• **What you are asked to do**: Print out each entry below exactly, please.

(Data records)
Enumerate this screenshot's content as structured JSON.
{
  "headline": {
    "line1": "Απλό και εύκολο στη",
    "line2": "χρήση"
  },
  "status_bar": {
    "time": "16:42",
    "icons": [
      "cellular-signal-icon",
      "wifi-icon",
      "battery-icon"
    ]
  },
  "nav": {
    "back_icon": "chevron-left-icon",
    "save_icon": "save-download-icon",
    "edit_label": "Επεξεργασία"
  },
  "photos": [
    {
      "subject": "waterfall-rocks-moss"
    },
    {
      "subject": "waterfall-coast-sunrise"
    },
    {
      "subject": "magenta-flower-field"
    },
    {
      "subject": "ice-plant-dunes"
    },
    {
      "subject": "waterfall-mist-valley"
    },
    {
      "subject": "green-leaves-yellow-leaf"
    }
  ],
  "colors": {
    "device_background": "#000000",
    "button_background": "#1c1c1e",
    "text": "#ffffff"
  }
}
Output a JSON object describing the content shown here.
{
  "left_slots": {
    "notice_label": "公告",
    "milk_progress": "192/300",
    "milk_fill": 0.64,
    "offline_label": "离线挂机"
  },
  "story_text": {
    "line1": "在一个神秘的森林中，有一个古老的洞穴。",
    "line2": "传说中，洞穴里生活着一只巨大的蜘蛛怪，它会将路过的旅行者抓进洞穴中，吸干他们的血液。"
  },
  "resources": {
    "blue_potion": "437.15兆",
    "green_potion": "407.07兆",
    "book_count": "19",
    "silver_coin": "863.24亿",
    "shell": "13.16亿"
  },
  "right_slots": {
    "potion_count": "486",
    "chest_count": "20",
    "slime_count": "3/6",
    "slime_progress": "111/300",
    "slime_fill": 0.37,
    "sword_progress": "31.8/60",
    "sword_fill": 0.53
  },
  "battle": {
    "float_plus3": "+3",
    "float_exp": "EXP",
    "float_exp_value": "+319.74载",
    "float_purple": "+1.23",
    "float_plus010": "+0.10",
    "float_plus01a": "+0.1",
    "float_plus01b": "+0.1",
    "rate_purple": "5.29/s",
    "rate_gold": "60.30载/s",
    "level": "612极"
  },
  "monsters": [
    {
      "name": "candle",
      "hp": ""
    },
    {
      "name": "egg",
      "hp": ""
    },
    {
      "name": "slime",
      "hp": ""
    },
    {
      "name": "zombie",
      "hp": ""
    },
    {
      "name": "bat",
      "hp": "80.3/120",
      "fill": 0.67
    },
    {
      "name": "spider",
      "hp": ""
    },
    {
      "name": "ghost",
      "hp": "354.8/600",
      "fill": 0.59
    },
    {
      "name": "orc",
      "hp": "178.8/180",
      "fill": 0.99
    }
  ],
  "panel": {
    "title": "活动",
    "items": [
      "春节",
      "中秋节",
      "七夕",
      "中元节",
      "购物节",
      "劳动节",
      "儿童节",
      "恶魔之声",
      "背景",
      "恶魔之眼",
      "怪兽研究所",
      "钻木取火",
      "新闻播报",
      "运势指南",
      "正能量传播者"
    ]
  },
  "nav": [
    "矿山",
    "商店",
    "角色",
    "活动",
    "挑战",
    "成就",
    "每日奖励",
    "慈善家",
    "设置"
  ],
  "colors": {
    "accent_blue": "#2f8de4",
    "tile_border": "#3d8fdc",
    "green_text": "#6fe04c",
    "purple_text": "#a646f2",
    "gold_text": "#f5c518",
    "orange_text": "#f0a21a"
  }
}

• **Correct output**:
Enumerate this screenshot's content as structured JSON.
{
  "headline": {
    "line1": "Απλό και εύκολο στη",
    "line2": "χρήση"
  },
  "status_bar": {
    "time": "16:42",
    "icons": [
      "cellular-signal-icon",
      "wifi-icon",
      "battery-icon"
    ]
  },
  "nav": {
    "back_icon": "chevron-left-icon",
    "save_icon": "save-download-icon",
    "edit_label": "Επεξεργασία"
  },
  "photos": [
    {
      "subject": "waterfall-rocks-moss"
    },
    {
      "subject": "waterfall-coast-sunrise"
    },
    {
      "subject": "magenta-flower-field"
    },
    {
      "subject": "ice-plant-dunes"
    },
    {
      "subject": "waterfall-mist-valley"
    },
    {
      "subject": "green-leaves-yellow-leaf"
    }
  ],
  "colors": {
    "device_background": "#000000",
    "button_background": "#1c1c1e",
    "text": "#ffffff"
  }
}
Output a JSON object describing the content shown here.
{
  "left_slots": {
    "notice_label": "公告",
    "milk_progress": "192/300",
    "milk_fill": 0.64,
    "offline_label": "离线挂机"
  },
  "story_text": {
    "line1": "在一个神秘的森林中，有一个古老的洞穴。",
    "line2": "传说中，洞穴里生活着一只巨大的蜘蛛怪，它会将路过的旅行者抓进洞穴中，吸干他们的血液。"
  },
  "resources": {
    "blue_potion": "437.15兆",
    "green_potion": "407.07兆",
    "book_count": "19",
    "silver_coin": "863.24亿",
    "shell": "13.16亿"
  },
  "right_slots": {
    "potion_count": "486",
    "chest_count": "20",
    "slime_count": "3/6",
    "slime_progress": "111/300",
    "slime_fill": 0.37,
    "sword_progress": "31.8/60",
    "sword_fill": 0.53
  },
  "battle": {
    "float_plus3": "+3",
    "float_exp": "EXP",
    "float_exp_value": "+319.74载",
    "float_purple": "+1.23",
    "float_plus010": "+0.10",
    "float_plus01a": "+0.1",
    "float_plus01b": "+0.1",
    "rate_purple": "5.29/s",
    "rate_gold": "60.30载/s",
    "level": "612极"
  },
  "monsters": [
    {
      "name": "candle",
      "hp": ""
    },
    {
      "name": "egg",
      "hp": ""
    },
    {
      "name": "slime",
      "hp": ""
    },
    {
      "name": "zombie",
      "hp": ""
    },
    {
      "name": "bat",
      "hp": "80.3/120",
      "fill": 0.67
    },
    {
      "name": "spider",
      "hp": ""
    },
    {
      "name": "ghost",
      "hp": "354.8/600",
      "fill": 0.59
    },
    {
      "name": "orc",
      "hp": "178.8/180",
      "fill": 0.99
    }
  ],
  "panel": {
    "title": "活动",
    "items": [
      "春节",
      "中秋节",
      "七夕",
      "中元节",
      "购物节",
      "劳动节",
      "儿童节",
      "恶魔之声",
      "背景",
      "恶魔之眼",
      "怪兽研究所",
      "钻木取火",
      "新闻播报",
      "运势指南",
      "正能量传播者"
    ]
  },
  "nav": [
    "矿山",
    "商店",
    "角色",
    "活动",
    "挑战",
    "成就",
    "每日奖励",
    "慈善家",
    "设置"
  ],
  "colors": {
    "accent_blue": "#2f8de4",
    "tile_border": "#3d8fdc",
    "green_text": "#6fe04c",
    "purple_text": "#a646f2",
    "gold_text": "#f5c518",
    "orange_text": "#f0a21a"
  }
}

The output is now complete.